> _What the task requires_
Go through the lines below and copy each one that holds the string "ständigen".
═══ Records supplied ═══
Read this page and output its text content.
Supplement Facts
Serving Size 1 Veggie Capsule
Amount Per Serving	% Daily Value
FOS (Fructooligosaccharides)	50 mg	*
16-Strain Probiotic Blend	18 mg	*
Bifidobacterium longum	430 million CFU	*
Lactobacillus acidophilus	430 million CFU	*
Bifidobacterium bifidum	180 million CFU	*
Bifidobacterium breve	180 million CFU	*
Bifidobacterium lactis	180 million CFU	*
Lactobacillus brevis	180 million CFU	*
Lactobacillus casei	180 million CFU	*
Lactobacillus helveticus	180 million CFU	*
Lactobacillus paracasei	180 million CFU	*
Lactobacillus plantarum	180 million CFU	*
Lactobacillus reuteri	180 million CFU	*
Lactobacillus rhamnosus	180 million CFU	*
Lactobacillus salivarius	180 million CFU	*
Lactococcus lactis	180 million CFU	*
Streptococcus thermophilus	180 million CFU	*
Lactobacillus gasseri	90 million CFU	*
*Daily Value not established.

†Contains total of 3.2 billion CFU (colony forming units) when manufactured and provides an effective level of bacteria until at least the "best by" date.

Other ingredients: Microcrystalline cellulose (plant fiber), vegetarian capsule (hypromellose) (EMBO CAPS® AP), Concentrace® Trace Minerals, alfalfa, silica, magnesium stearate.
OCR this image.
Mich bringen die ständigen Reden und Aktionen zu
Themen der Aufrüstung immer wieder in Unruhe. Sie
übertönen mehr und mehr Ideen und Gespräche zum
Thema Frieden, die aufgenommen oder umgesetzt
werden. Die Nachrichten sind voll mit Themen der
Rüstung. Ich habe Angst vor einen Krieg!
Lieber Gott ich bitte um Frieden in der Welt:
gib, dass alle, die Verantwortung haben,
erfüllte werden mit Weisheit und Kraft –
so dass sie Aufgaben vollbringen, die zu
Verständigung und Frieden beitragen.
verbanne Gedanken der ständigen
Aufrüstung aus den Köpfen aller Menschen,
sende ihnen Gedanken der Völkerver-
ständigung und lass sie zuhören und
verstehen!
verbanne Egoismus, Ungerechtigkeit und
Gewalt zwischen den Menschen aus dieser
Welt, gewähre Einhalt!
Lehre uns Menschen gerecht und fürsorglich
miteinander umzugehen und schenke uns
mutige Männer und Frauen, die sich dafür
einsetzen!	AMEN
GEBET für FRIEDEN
═══
> _Solution to the exercise_
Mich bringen die ständigen Reden und Aktionen zu
verbanne Gedanken der ständigen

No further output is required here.